Selected excerpt
***
# Do garages up north take trade ins from south



## rheinie (6 Jan 2009)

Are there garages up North who take trade ins against New cars which have been bought and registered in the South


----------



## gipimann (6 Jan 2009)

There's a radio advert for Charles Hurst Motors (near Belfast) which says (if I recall) that they take trade-ins, and as the ad also mentions £-€ rate, doing all the paperwork, etc, I guess it's being targeted at car buyers down here!

Of course if you're buying a car cheaper up north, your trade-in will be worth less than it might be down here too.


----------



## Medman (8 Jan 2009)

I have had a poor experience with the above garage. I was interested in a car they had to sell and I asked would they take my southern registered car. After giving them the details they indicated that they would make a reasonable offer on my trade in. They indicated they would need to see it to make the final offer [which all made sense].

Bearing this in mind and that the car I wanted was a good price with higher spec [compared to in south!] I travelled the five hours to Belfast, prepared to take a reasonable offer for my souther reg car. Was greeted nicely by manager I had spoken to. 

This is when thinks started going bad. Was passed of to a sales rep who showed car, test drive etc. He then asked to see my car and dissappeared for ten mins after which he came back and indicated he would not make me any offer on my trade in! He said he spoke to their agents in the south who they pass the cars on to and they did not want the type of car. This annoyed me as they could have simply made this phone call prior to me travelling for five hours. On top of this the sales rep was ignorant to knowledge of the car market in the south. When I indicated the price range I was looking for in € [as they indicated the car would be going back to the south] he indicated this was way off compared to the North - But any one with a brain knows that anyway. 

So a word of warning - take anything they say on the phone in relation to making you an offer with a pinch of salt. In reality they are sending the car back to the south and as the markets stagnant here - well I will say no more.
***
Records supplied
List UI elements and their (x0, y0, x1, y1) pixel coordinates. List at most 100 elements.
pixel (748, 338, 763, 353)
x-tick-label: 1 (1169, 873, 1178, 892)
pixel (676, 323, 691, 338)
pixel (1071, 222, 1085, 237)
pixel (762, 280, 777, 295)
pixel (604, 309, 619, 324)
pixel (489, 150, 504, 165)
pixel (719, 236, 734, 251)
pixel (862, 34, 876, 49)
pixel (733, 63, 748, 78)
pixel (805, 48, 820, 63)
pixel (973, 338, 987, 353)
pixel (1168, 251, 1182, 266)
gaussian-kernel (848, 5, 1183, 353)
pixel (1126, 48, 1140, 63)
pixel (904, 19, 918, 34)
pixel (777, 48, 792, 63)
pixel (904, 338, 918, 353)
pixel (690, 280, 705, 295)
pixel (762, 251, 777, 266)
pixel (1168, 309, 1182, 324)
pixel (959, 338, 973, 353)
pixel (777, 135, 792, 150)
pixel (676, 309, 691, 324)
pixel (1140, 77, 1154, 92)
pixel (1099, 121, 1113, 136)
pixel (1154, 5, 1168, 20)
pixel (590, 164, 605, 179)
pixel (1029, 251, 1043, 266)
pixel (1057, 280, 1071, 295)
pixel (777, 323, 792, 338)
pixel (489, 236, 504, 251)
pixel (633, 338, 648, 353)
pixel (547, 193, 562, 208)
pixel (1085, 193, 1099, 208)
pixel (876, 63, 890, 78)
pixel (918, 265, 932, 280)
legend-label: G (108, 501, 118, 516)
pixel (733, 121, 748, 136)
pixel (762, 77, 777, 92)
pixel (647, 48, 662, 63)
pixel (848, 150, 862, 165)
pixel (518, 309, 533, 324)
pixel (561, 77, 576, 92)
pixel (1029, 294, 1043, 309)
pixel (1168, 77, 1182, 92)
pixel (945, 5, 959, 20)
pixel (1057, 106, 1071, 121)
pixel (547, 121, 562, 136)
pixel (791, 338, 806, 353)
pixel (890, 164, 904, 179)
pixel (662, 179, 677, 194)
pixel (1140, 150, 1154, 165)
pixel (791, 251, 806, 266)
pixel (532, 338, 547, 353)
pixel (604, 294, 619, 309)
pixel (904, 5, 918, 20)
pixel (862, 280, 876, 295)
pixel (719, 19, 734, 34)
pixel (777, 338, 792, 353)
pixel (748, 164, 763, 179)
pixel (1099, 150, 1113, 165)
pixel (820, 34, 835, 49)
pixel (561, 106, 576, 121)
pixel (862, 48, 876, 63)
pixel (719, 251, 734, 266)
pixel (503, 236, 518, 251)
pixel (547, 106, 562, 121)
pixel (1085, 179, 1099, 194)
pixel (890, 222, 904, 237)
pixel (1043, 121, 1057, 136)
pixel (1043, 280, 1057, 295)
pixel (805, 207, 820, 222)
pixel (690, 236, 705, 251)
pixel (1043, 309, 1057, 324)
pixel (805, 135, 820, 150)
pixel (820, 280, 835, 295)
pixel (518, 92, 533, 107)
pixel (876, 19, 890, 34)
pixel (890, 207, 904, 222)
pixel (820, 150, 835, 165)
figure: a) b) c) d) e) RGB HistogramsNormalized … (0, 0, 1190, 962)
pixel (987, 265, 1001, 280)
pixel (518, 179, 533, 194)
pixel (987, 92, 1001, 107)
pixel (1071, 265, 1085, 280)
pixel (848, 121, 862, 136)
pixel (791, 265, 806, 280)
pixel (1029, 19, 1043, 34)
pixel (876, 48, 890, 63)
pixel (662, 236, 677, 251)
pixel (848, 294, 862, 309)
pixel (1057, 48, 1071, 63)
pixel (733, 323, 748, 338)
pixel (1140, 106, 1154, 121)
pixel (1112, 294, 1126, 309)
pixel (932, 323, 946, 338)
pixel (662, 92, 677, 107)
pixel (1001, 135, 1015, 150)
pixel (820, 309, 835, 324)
***
Direction
Return the entire forum thread about Northern Ireland garages taking southern trade-ins, word for word. Work only from the forum thread; the records are not needed.

Response to this exercise
# Do garages up north take trade ins from south



## rheinie (6 Jan 2009)

Are there garages up North who take trade ins against New cars which have been bought and registered in the South


----------



## gipimann (6 Jan 2009)

There's a radio advert for Charles Hurst Motors (near Belfast) which says (if I recall) that they take trade-ins, and as the ad also mentions £-€ rate, doing all the paperwork, etc, I guess it's being targeted at car buyers down here!

Of course if you're buying a car cheaper up north, your trade-in will be worth less than it might be down here too.


----------



## Medman (8 Jan 2009)

I have had a poor experience with the above garage. I was interested in a car they had to sell and I asked would they take my southern registered car. After giving them the details they indicated that they would make a reasonable offer on my trade in. They indicated they would need to see it to make the final offer [which all made sense].

Bearing this in mind and that the car I wanted was a good price with higher spec [compared to in south!] I travelled the five hours to Belfast, prepared to take a reasonable offer for my souther reg car. Was greeted nicely by manager I had spoken to. 

This is when thinks started going bad. Was passed of to a sales rep who showed car, test drive etc. He then asked to see my car and dissappeared for ten mins after which he came back and indicated he would not make me any offer on my trade in! He said he spoke to their agents in the south who they pass the cars on to and they did not want the type of car. This annoyed me as they could have simply made this phone call prior to me travelling for five hours. On top of this the sales rep was ignorant to knowledge of the car market in the south. When I indicated the price range I was looking for in € [as they indicated the car would be going back to the south] he indicated this was way off compared to the North - But any one with a brain knows that anyway. 

So a word of warning - take anything they say on the phone in relation to making you an offer with a pinch of salt. In reality they are sending the car back to the south and as the markets stagnant here - well I will say no more.